— START —

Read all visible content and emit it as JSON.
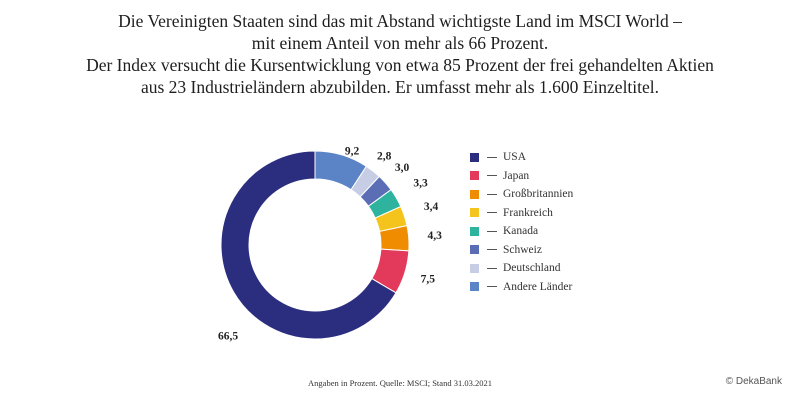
{
  "title_lines": [
    "Die Vereinigten Staaten sind das mit Abstand wichtigste Land im MSCI World –",
    "mit einem Anteil von mehr als 66 Prozent.",
    "Der Index versucht die Kursentwicklung von etwa 85 Prozent der frei gehandelten Aktien",
    "aus 23 Industrieländern abzubilden. Er umfasst mehr als 1.600 Einzeltitel."
  ],
  "chart_data": {
    "type": "pie",
    "donut": true,
    "categories": [
      "USA",
      "Japan",
      "Großbritannien",
      "Frankreich",
      "Kanada",
      "Schweiz",
      "Deutschland",
      "Andere Länder"
    ],
    "values": [
      66.5,
      7.5,
      4.3,
      3.4,
      3.3,
      3.0,
      2.8,
      9.2
    ],
    "value_labels": [
      "66,5",
      "7,5",
      "4,3",
      "3,4",
      "3,3",
      "3,0",
      "2,8",
      "9,2"
    ],
    "colors": [
      "#2b2e7f",
      "#e33a5b",
      "#f08c00",
      "#f5c41c",
      "#2db39e",
      "#5b6db5",
      "#c8cde6",
      "#5b84c6"
    ],
    "legend_position": "right"
  },
  "footer": "Angaben in Prozent. Quelle: MSCI; Stand 31.03.2021",
  "copyright": "© DekaBank"
}
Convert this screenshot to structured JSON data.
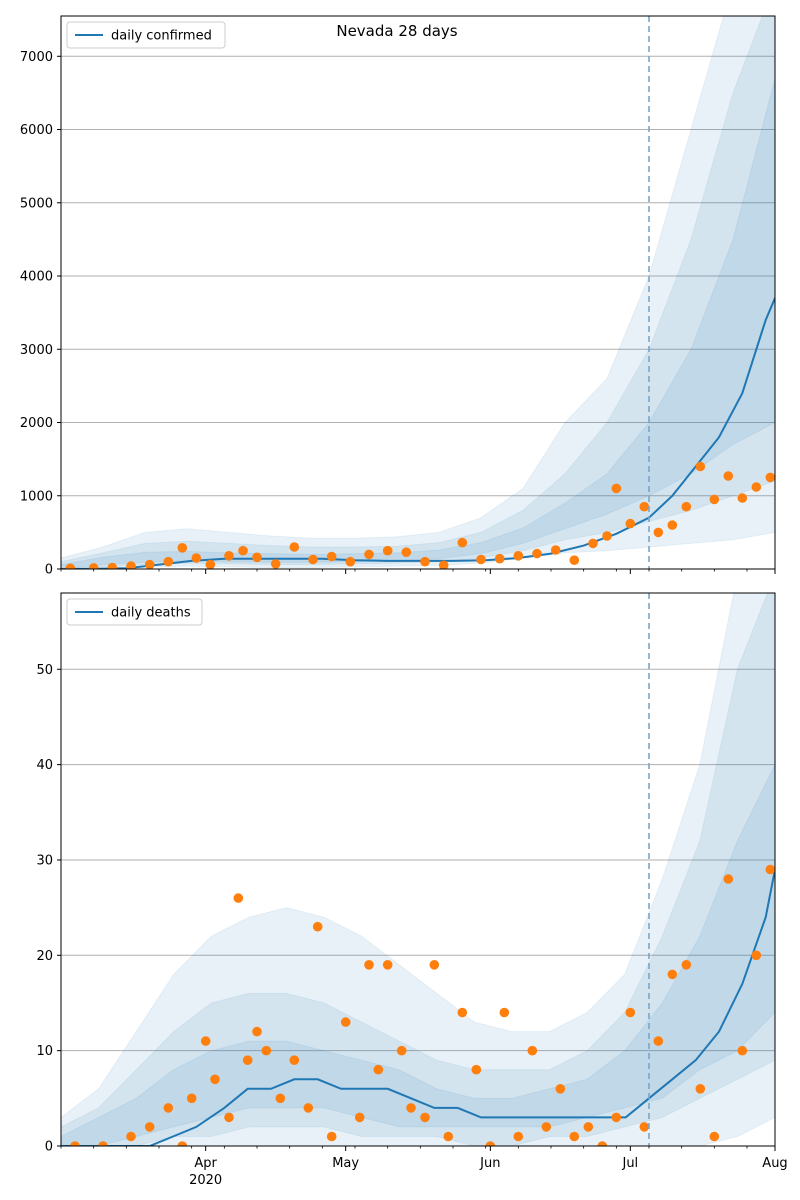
{
  "figure": {
    "title": "Nevada 28 days"
  },
  "colors": {
    "line": "#1f77b4",
    "points": "#ff7f0e",
    "band": "#1f77b4",
    "grid": "#b0b0b0",
    "vline": "#7aa6c8"
  },
  "chart_data": [
    {
      "type": "line",
      "name": "daily confirmed",
      "x_tick_labels": [
        "Apr\n2020",
        "May",
        "Jun",
        "Jul",
        "Aug"
      ],
      "x_range": [
        "2020-03-01",
        "2020-08-01"
      ],
      "ylim": [
        0,
        7550
      ],
      "y_ticks": [
        0,
        1000,
        2000,
        3000,
        4000,
        5000,
        6000,
        7000
      ],
      "grid": "horizontal",
      "legend": "upper-left",
      "forecast_start": "2020-07-05",
      "series": [
        {
          "name": "daily confirmed",
          "x": [
            "2020-03-01",
            "2020-03-08",
            "2020-03-15",
            "2020-03-22",
            "2020-03-29",
            "2020-04-05",
            "2020-04-12",
            "2020-04-19",
            "2020-04-26",
            "2020-05-03",
            "2020-05-10",
            "2020-05-17",
            "2020-05-24",
            "2020-05-31",
            "2020-06-07",
            "2020-06-14",
            "2020-06-21",
            "2020-06-28",
            "2020-07-05",
            "2020-07-10",
            "2020-07-15",
            "2020-07-20",
            "2020-07-25",
            "2020-07-30",
            "2020-08-01"
          ],
          "values": [
            0,
            2,
            10,
            60,
            110,
            140,
            140,
            140,
            140,
            120,
            110,
            110,
            110,
            120,
            150,
            210,
            320,
            480,
            700,
            1000,
            1400,
            1800,
            2400,
            3400,
            3700
          ]
        }
      ],
      "observed": {
        "x": [
          "2020-03-03",
          "2020-03-08",
          "2020-03-12",
          "2020-03-16",
          "2020-03-20",
          "2020-03-24",
          "2020-03-27",
          "2020-03-30",
          "2020-04-02",
          "2020-04-06",
          "2020-04-09",
          "2020-04-12",
          "2020-04-16",
          "2020-04-20",
          "2020-04-24",
          "2020-04-28",
          "2020-05-02",
          "2020-05-06",
          "2020-05-10",
          "2020-05-14",
          "2020-05-18",
          "2020-05-22",
          "2020-05-26",
          "2020-05-30",
          "2020-06-03",
          "2020-06-07",
          "2020-06-11",
          "2020-06-15",
          "2020-06-19",
          "2020-06-23",
          "2020-06-26",
          "2020-06-28",
          "2020-07-01",
          "2020-07-04",
          "2020-07-07",
          "2020-07-10",
          "2020-07-13",
          "2020-07-16",
          "2020-07-19",
          "2020-07-22",
          "2020-07-25",
          "2020-07-28",
          "2020-07-31"
        ],
        "values": [
          10,
          15,
          20,
          40,
          60,
          100,
          290,
          150,
          60,
          180,
          250,
          160,
          70,
          300,
          130,
          170,
          100,
          200,
          250,
          230,
          100,
          50,
          360,
          130,
          140,
          180,
          210,
          260,
          120,
          350,
          450,
          1100,
          620,
          850,
          500,
          600,
          850,
          1400,
          950,
          1270,
          970,
          1120,
          1250
        ]
      },
      "bands": [
        {
          "upper": [
            150,
            300,
            500,
            550,
            500,
            450,
            420,
            420,
            440,
            500,
            700,
            1100,
            2000,
            2600,
            4000,
            6000,
            8000,
            8000
          ],
          "lower": [
            0,
            10,
            30,
            40,
            30,
            20,
            20,
            30,
            40,
            50,
            80,
            150,
            220,
            250,
            300,
            350,
            400,
            500
          ]
        },
        {
          "upper": [
            100,
            220,
            350,
            380,
            350,
            320,
            300,
            300,
            310,
            360,
            500,
            800,
            1300,
            2000,
            3000,
            4500,
            6500,
            8000
          ],
          "lower": [
            0,
            30,
            60,
            80,
            70,
            60,
            60,
            70,
            80,
            100,
            150,
            250,
            400,
            500,
            650,
            800,
            1000,
            1200
          ]
        },
        {
          "upper": [
            60,
            160,
            230,
            240,
            220,
            210,
            200,
            210,
            220,
            260,
            360,
            560,
            900,
            1300,
            2000,
            3000,
            4500,
            6700
          ],
          "lower": [
            0,
            60,
            90,
            110,
            100,
            90,
            90,
            100,
            110,
            140,
            210,
            350,
            550,
            750,
            1000,
            1300,
            1700,
            2000
          ]
        }
      ]
    },
    {
      "type": "line",
      "name": "daily deaths",
      "x_tick_labels": [
        "Apr\n2020",
        "May",
        "Jun",
        "Jul",
        "Aug"
      ],
      "x_range": [
        "2020-03-01",
        "2020-08-01"
      ],
      "ylim": [
        0,
        58
      ],
      "y_ticks": [
        0,
        10,
        20,
        30,
        40,
        50
      ],
      "grid": "horizontal",
      "legend": "upper-left",
      "forecast_start": "2020-07-05",
      "series": [
        {
          "name": "daily deaths",
          "x": [
            "2020-03-01",
            "2020-03-20",
            "2020-03-25",
            "2020-03-30",
            "2020-04-05",
            "2020-04-10",
            "2020-04-15",
            "2020-04-20",
            "2020-04-25",
            "2020-04-30",
            "2020-05-05",
            "2020-05-10",
            "2020-05-15",
            "2020-05-20",
            "2020-05-25",
            "2020-05-30",
            "2020-06-05",
            "2020-06-10",
            "2020-06-15",
            "2020-06-20",
            "2020-06-25",
            "2020-06-30",
            "2020-07-05",
            "2020-07-10",
            "2020-07-15",
            "2020-07-20",
            "2020-07-25",
            "2020-07-30",
            "2020-08-01"
          ],
          "values": [
            0,
            0,
            1,
            2,
            4,
            6,
            6,
            7,
            7,
            6,
            6,
            6,
            5,
            4,
            4,
            3,
            3,
            3,
            3,
            3,
            3,
            3,
            5,
            7,
            9,
            12,
            17,
            24,
            29
          ]
        }
      ],
      "observed": {
        "x": [
          "2020-03-04",
          "2020-03-10",
          "2020-03-16",
          "2020-03-20",
          "2020-03-24",
          "2020-03-27",
          "2020-03-29",
          "2020-04-01",
          "2020-04-03",
          "2020-04-06",
          "2020-04-08",
          "2020-04-10",
          "2020-04-12",
          "2020-04-14",
          "2020-04-17",
          "2020-04-20",
          "2020-04-23",
          "2020-04-25",
          "2020-04-28",
          "2020-05-01",
          "2020-05-04",
          "2020-05-06",
          "2020-05-08",
          "2020-05-10",
          "2020-05-13",
          "2020-05-15",
          "2020-05-18",
          "2020-05-20",
          "2020-05-23",
          "2020-05-26",
          "2020-05-29",
          "2020-06-01",
          "2020-06-04",
          "2020-06-07",
          "2020-06-10",
          "2020-06-13",
          "2020-06-16",
          "2020-06-19",
          "2020-06-22",
          "2020-06-25",
          "2020-06-28",
          "2020-07-01",
          "2020-07-04",
          "2020-07-07",
          "2020-07-10",
          "2020-07-13",
          "2020-07-16",
          "2020-07-19",
          "2020-07-22",
          "2020-07-25",
          "2020-07-28",
          "2020-07-31"
        ],
        "values": [
          0,
          0,
          1,
          2,
          4,
          0,
          5,
          11,
          7,
          3,
          26,
          9,
          12,
          10,
          5,
          9,
          4,
          23,
          1,
          13,
          3,
          19,
          8,
          19,
          10,
          4,
          3,
          19,
          1,
          14,
          8,
          0,
          14,
          1,
          10,
          2,
          6,
          1,
          2,
          0,
          3,
          14,
          2,
          11,
          18,
          19,
          6,
          1,
          28,
          10,
          20,
          29
        ]
      },
      "bands": [
        {
          "upper": [
            3,
            6,
            12,
            18,
            22,
            24,
            25,
            24,
            22,
            19,
            16,
            13,
            12,
            12,
            14,
            18,
            28,
            40,
            60,
            60
          ],
          "lower": [
            0,
            0,
            0,
            0,
            0,
            0,
            0,
            0,
            0,
            0,
            0,
            0,
            0,
            0,
            0,
            0,
            0,
            0,
            1,
            3
          ]
        },
        {
          "upper": [
            2,
            4,
            8,
            12,
            15,
            16,
            16,
            15,
            13,
            11,
            9,
            8,
            8,
            8,
            10,
            14,
            22,
            32,
            50,
            60
          ],
          "lower": [
            0,
            0,
            0,
            1,
            1,
            2,
            2,
            2,
            1,
            1,
            1,
            0,
            0,
            1,
            1,
            2,
            3,
            5,
            7,
            9
          ]
        },
        {
          "upper": [
            1,
            3,
            5,
            8,
            10,
            11,
            11,
            10,
            9,
            8,
            6,
            5,
            5,
            6,
            7,
            10,
            15,
            22,
            32,
            40
          ],
          "lower": [
            0,
            0,
            1,
            2,
            3,
            4,
            4,
            4,
            3,
            2,
            2,
            2,
            2,
            2,
            3,
            4,
            5,
            8,
            10,
            14
          ]
        }
      ]
    }
  ]
}
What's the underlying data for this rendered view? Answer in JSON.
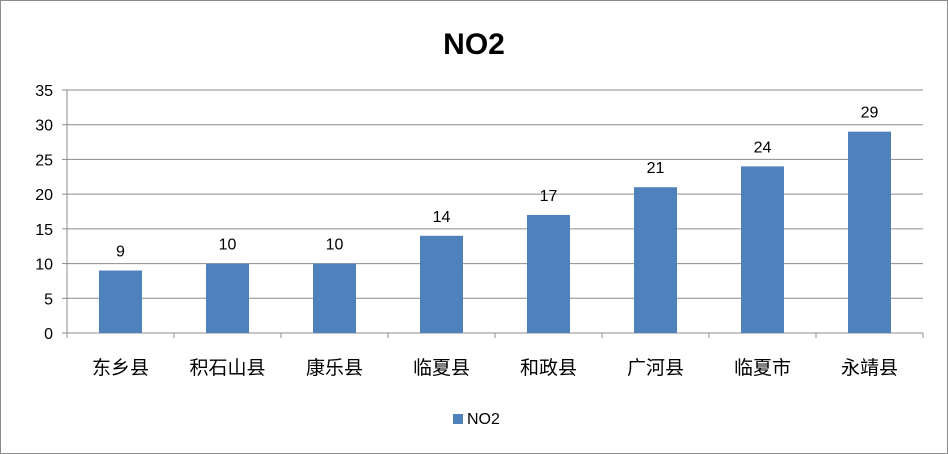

— END —

Task objective »
Check each line of the records for the word "Prozent", and show the lines that contain it.

Response »
    "mit einem Anteil von mehr als 66 Prozent.",
    "Der Index versucht die Kursentwicklung von etwa 85 Prozent der frei gehandelten Aktien",
  "footer": "Angaben in Prozent. Quelle: MSCI; Stand 31.03.2021",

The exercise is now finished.